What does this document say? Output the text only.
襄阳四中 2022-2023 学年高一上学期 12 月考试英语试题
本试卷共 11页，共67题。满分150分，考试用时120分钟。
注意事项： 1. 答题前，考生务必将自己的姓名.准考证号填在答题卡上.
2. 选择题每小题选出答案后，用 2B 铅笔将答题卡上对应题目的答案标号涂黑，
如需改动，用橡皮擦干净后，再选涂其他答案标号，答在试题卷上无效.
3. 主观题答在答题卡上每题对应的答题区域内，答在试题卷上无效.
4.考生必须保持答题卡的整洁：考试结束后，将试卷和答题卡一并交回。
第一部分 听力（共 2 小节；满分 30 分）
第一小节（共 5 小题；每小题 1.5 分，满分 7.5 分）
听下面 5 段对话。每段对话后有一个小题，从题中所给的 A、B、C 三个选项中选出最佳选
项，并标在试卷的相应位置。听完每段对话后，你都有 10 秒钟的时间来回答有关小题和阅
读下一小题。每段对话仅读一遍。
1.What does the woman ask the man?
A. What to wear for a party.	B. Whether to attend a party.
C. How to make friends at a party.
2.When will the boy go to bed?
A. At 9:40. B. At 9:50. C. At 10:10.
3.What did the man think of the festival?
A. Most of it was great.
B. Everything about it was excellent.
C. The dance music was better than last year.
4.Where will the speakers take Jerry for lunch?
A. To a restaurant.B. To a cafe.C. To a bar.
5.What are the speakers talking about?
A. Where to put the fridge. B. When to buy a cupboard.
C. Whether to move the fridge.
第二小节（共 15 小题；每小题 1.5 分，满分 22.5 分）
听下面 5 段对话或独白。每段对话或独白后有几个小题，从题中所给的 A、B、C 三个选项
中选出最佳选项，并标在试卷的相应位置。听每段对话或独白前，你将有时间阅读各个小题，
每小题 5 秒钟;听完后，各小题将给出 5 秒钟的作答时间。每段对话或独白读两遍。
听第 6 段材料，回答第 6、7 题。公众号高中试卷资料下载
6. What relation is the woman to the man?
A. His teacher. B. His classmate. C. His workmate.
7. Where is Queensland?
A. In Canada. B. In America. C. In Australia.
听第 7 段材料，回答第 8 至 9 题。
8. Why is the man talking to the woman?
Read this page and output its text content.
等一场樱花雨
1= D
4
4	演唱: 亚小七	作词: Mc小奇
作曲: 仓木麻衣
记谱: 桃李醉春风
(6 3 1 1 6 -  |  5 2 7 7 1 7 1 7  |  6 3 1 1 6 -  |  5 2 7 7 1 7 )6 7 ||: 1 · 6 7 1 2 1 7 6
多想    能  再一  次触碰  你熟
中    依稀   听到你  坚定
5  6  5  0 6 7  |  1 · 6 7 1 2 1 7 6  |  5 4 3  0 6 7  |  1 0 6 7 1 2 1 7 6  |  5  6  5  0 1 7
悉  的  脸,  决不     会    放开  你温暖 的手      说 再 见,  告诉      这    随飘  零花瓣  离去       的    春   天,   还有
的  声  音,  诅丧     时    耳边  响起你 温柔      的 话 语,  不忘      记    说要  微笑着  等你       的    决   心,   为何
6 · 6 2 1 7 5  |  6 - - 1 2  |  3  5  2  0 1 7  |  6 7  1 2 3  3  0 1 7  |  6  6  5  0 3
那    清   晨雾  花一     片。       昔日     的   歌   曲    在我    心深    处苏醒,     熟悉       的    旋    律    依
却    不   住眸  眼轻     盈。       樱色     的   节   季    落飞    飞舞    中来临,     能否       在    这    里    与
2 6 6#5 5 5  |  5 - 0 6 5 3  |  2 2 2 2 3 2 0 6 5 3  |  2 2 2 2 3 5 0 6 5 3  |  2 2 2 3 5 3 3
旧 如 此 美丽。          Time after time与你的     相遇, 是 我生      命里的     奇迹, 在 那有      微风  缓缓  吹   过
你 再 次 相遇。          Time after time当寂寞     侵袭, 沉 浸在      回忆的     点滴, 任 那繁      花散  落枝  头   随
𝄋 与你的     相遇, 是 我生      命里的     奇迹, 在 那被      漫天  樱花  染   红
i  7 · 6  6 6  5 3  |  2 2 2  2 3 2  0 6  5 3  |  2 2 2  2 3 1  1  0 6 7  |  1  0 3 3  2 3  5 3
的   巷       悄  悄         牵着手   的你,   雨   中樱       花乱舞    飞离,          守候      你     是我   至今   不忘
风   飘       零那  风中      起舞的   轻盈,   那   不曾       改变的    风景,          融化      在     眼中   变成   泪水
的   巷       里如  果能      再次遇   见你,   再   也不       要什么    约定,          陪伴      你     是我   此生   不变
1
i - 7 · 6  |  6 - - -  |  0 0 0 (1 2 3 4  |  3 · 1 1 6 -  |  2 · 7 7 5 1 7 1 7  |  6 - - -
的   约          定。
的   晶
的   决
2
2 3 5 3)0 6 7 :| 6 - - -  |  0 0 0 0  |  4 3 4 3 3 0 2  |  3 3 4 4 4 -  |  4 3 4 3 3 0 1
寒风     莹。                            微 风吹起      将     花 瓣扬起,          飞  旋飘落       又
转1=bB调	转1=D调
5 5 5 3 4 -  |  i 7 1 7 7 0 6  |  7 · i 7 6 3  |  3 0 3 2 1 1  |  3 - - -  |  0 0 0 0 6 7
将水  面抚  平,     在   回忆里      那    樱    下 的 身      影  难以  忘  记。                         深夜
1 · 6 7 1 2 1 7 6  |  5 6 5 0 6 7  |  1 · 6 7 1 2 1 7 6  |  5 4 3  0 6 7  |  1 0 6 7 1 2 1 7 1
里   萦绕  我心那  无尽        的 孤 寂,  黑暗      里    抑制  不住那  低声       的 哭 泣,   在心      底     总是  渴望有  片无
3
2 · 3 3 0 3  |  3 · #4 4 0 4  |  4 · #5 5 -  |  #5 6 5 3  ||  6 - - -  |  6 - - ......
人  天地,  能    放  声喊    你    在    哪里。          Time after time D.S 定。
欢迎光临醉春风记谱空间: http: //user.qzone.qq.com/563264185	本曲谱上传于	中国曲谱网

■ WORK INSTRUCTIONS
Write down all the entries again without a single difference.

■ RESPONSE BELOW
What does this document say? Output the text only.
襄阳四中 2022-2023 学年高一上学期 12 月考试英语试题
本试卷共 11页，共67题。满分150分，考试用时120分钟。
注意事项： 1. 答题前，考生务必将自己的姓名.准考证号填在答题卡上.
2. 选择题每小题选出答案后，用 2B 铅笔将答题卡上对应题目的答案标号涂黑，
如需改动，用橡皮擦干净后，再选涂其他答案标号，答在试题卷上无效.
3. 主观题答在答题卡上每题对应的答题区域内，答在试题卷上无效.
4.考生必须保持答题卡的整洁：考试结束后，将试卷和答题卡一并交回。
第一部分 听力（共 2 小节；满分 30 分）
第一小节（共 5 小题；每小题 1.5 分，满分 7.5 分）
听下面 5 段对话。每段对话后有一个小题，从题中所给的 A、B、C 三个选项中选出最佳选
项，并标在试卷的相应位置。听完每段对话后，你都有 10 秒钟的时间来回答有关小题和阅
读下一小题。每段对话仅读一遍。
1.What does the woman ask the man?
A. What to wear for a party.	B. Whether to attend a party.
C. How to make friends at a party.
2.When will the boy go to bed?
A. At 9:40. B. At 9:50. C. At 10:10.
3.What did the man think of the festival?
A. Most of it was great.
B. Everything about it was excellent.
C. The dance music was better than last year.
4.Where will the speakers take Jerry for lunch?
A. To a restaurant.B. To a cafe.C. To a bar.
5.What are the speakers talking about?
A. Where to put the fridge. B. When to buy a cupboard.
C. Whether to move the fridge.
第二小节（共 15 小题；每小题 1.5 分，满分 22.5 分）
听下面 5 段对话或独白。每段对话或独白后有几个小题，从题中所给的 A、B、C 三个选项
中选出最佳选项，并标在试卷的相应位置。听每段对话或独白前，你将有时间阅读各个小题，
每小题 5 秒钟;听完后，各小题将给出 5 秒钟的作答时间。每段对话或独白读两遍。
听第 6 段材料，回答第 6、7 题。公众号高中试卷资料下载
6. What relation is the woman to the man?
A. His teacher. B. His classmate. C. His workmate.
7. Where is Queensland?
A. In Canada. B. In America. C. In Australia.
听第 7 段材料，回答第 8 至 9 题。
8. Why is the man talking to the woman?
Read this page and output its text content.
等一场樱花雨
1= D
4
4	演唱: 亚小七	作词: Mc小奇
作曲: 仓木麻衣
记谱: 桃李醉春风
(6 3 1 1 6 -  |  5 2 7 7 1 7 1 7  |  6 3 1 1 6 -  |  5 2 7 7 1 7 )6 7 ||: 1 · 6 7 1 2 1 7 6
多想    能  再一  次触碰  你熟
中    依稀   听到你  坚定
5  6  5  0 6 7  |  1 · 6 7 1 2 1 7 6  |  5 4 3  0 6 7  |  1 0 6 7 1 2 1 7 6  |  5  6  5  0 1 7
悉  的  脸,  决不     会    放开  你温暖 的手      说 再 见,  告诉      这    随飘  零花瓣  离去       的    春   天,   还有
的  声  音,  诅丧     时    耳边  响起你 温柔      的 话 语,  不忘      记    说要  微笑着  等你       的    决   心,   为何
6 · 6 2 1 7 5  |  6 - - 1 2  |  3  5  2  0 1 7  |  6 7  1 2 3  3  0 1 7  |  6  6  5  0 3
那    清   晨雾  花一     片。       昔日     的   歌   曲    在我    心深    处苏醒,     熟悉       的    旋    律    依
却    不   住眸  眼轻     盈。       樱色     的   节   季    落飞    飞舞    中来临,     能否       在    这    里    与
2 6 6#5 5 5  |  5 - 0 6 5 3  |  2 2 2 2 3 2 0 6 5 3  |  2 2 2 2 3 5 0 6 5 3  |  2 2 2 3 5 3 3
旧 如 此 美丽。          Time after time与你的     相遇, 是 我生      命里的     奇迹, 在 那有      微风  缓缓  吹   过
你 再 次 相遇。          Time after time当寂寞     侵袭, 沉 浸在      回忆的     点滴, 任 那繁      花散  落枝  头   随
𝄋 与你的     相遇, 是 我生      命里的     奇迹, 在 那被      漫天  樱花  染   红
i  7 · 6  6 6  5 3  |  2 2 2  2 3 2  0 6  5 3  |  2 2 2  2 3 1  1  0 6 7  |  1  0 3 3  2 3  5 3
的   巷       悄  悄         牵着手   的你,   雨   中樱       花乱舞    飞离,          守候      你     是我   至今   不忘
风   飘       零那  风中      起舞的   轻盈,   那   不曾       改变的    风景,          融化      在     眼中   变成   泪水
的   巷       里如  果能      再次遇   见你,   再   也不       要什么    约定,          陪伴      你     是我   此生   不变
1
i - 7 · 6  |  6 - - -  |  0 0 0 (1 2 3 4  |  3 · 1 1 6 -  |  2 · 7 7 5 1 7 1 7  |  6 - - -
的   约          定。
的   晶
的   决
2
2 3 5 3)0 6 7 :| 6 - - -  |  0 0 0 0  |  4 3 4 3 3 0 2  |  3 3 4 4 4 -  |  4 3 4 3 3 0 1
寒风     莹。                            微 风吹起      将     花 瓣扬起,          飞  旋飘落       又
转1=bB调	转1=D调
5 5 5 3 4 -  |  i 7 1 7 7 0 6  |  7 · i 7 6 3  |  3 0 3 2 1 1  |  3 - - -  |  0 0 0 0 6 7
将水  面抚  平,     在   回忆里      那    樱    下 的 身      影  难以  忘  记。                         深夜
1 · 6 7 1 2 1 7 6  |  5 6 5 0 6 7  |  1 · 6 7 1 2 1 7 6  |  5 4 3  0 6 7  |  1 0 6 7 1 2 1 7 1
里   萦绕  我心那  无尽        的 孤 寂,  黑暗      里    抑制  不住那  低声       的 哭 泣,   在心      底     总是  渴望有  片无
3
2 · 3 3 0 3  |  3 · #4 4 0 4  |  4 · #5 5 -  |  #5 6 5 3  ||  6 - - -  |  6 - - ......
人  天地,  能    放  声喊    你    在    哪里。          Time after time D.S 定。
欢迎光临醉春风记谱空间: http: //user.qzone.qq.com/563264185	本曲谱上传于	中国曲谱网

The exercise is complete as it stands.